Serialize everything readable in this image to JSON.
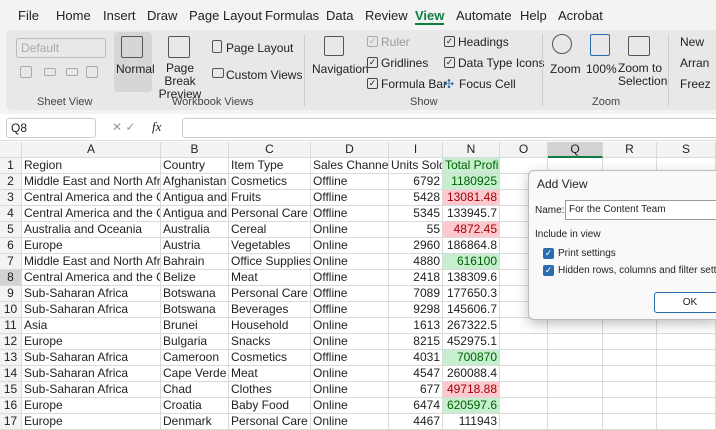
{
  "tabs": [
    "File",
    "Home",
    "Insert",
    "Draw",
    "Page Layout",
    "Formulas",
    "Data",
    "Review",
    "View",
    "Automate",
    "Help",
    "Acrobat"
  ],
  "ribbon": {
    "sheet_view": {
      "dropdown": "Default",
      "label": "Sheet View"
    },
    "workbook_views": {
      "normal": "Normal",
      "page_break_preview": "Page Break Preview",
      "page_layout": "Page Layout",
      "custom_views": "Custom Views",
      "label": "Workbook Views"
    },
    "show": {
      "navigation": "Navigation",
      "ruler": "Ruler",
      "gridlines": "Gridlines",
      "formula_bar": "Formula Bar",
      "headings": "Headings",
      "data_type_icons": "Data Type Icons",
      "focus_cell": "Focus Cell",
      "label": "Show"
    },
    "zoom": {
      "zoom": "Zoom",
      "hundred": "100%",
      "zoom_to_selection": "Zoom to Selection",
      "label": "Zoom"
    },
    "window": {
      "new": "New",
      "arrange": "Arran",
      "freeze": "Freez"
    }
  },
  "formula_bar": {
    "name_box": "Q8",
    "fx": "fx"
  },
  "sheet": {
    "columns": [
      "A",
      "B",
      "C",
      "D",
      "I",
      "N",
      "O",
      "Q",
      "R",
      "S"
    ],
    "rows": [
      {
        "number": 1,
        "cells": [
          "Region",
          "Country",
          "Item Type",
          "Sales Channel",
          "Units Sold",
          "Total Profit"
        ],
        "fill": "#c6efce"
      },
      {
        "number": 2,
        "cells": [
          "Middle East and North Africa",
          "Afghanistan",
          "Cosmetics",
          "Offline",
          "6792",
          "1180925"
        ],
        "fill": "#c6efce"
      },
      {
        "number": 3,
        "cells": [
          "Central America and the Car",
          "Antigua and B",
          "Fruits",
          "Offline",
          "5428",
          "13081.48"
        ],
        "fill": "#ffc7ce"
      },
      {
        "number": 4,
        "cells": [
          "Central America and the Car",
          "Antigua and B",
          "Personal Care",
          "Offline",
          "5345",
          "133945.7"
        ]
      },
      {
        "number": 5,
        "cells": [
          "Australia and Oceania",
          "Australia",
          "Cereal",
          "Online",
          "55",
          "4872.45"
        ],
        "fill": "#ffc7ce"
      },
      {
        "number": 6,
        "cells": [
          "Europe",
          "Austria",
          "Vegetables",
          "Online",
          "2960",
          "186864.8"
        ]
      },
      {
        "number": 7,
        "cells": [
          "Middle East and North Africa",
          "Bahrain",
          "Office Supplies",
          "Online",
          "4880",
          "616100"
        ],
        "fill": "#c6efce"
      },
      {
        "number": 8,
        "cells": [
          "Central America and the Car",
          "Belize",
          "Meat",
          "Offline",
          "2418",
          "138309.6"
        ]
      },
      {
        "number": 9,
        "cells": [
          "Sub-Saharan Africa",
          "Botswana",
          "Personal Care",
          "Offline",
          "7089",
          "177650.3"
        ]
      },
      {
        "number": 10,
        "cells": [
          "Sub-Saharan Africa",
          "Botswana",
          "Beverages",
          "Offline",
          "9298",
          "145606.7"
        ]
      },
      {
        "number": 11,
        "cells": [
          "Asia",
          "Brunei",
          "Household",
          "Online",
          "1613",
          "267322.5"
        ]
      },
      {
        "number": 12,
        "cells": [
          "Europe",
          "Bulgaria",
          "Snacks",
          "Online",
          "8215",
          "452975.1"
        ]
      },
      {
        "number": 13,
        "cells": [
          "Sub-Saharan Africa",
          "Cameroon",
          "Cosmetics",
          "Offline",
          "4031",
          "700870"
        ],
        "fill": "#c6efce"
      },
      {
        "number": 14,
        "cells": [
          "Sub-Saharan Africa",
          "Cape Verde",
          "Meat",
          "Online",
          "4547",
          "260088.4"
        ]
      },
      {
        "number": 15,
        "cells": [
          "Sub-Saharan Africa",
          "Chad",
          "Clothes",
          "Online",
          "677",
          "49718.88"
        ],
        "fill": "#ffc7ce"
      },
      {
        "number": 16,
        "cells": [
          "Europe",
          "Croatia",
          "Baby Food",
          "Online",
          "6474",
          "620597.6"
        ],
        "fill": "#c6efce"
      },
      {
        "number": 17,
        "cells": [
          "Europe",
          "Denmark",
          "Personal Care",
          "Online",
          "4467",
          "111943"
        ]
      }
    ]
  },
  "dialog": {
    "title": "Add View",
    "name_label": "Name:",
    "name_value": "For the Content Team",
    "group_label": "Include in view",
    "print_settings": "Print settings",
    "hidden_rows": "Hidden rows, columns and filter settings",
    "ok": "OK"
  }
}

☆ ☆ ☆ ☆

WHAT IS NEEDED
Of the lines in this data, how many contain "columns"? Reply with only the number.

WRITTEN ANSWER
2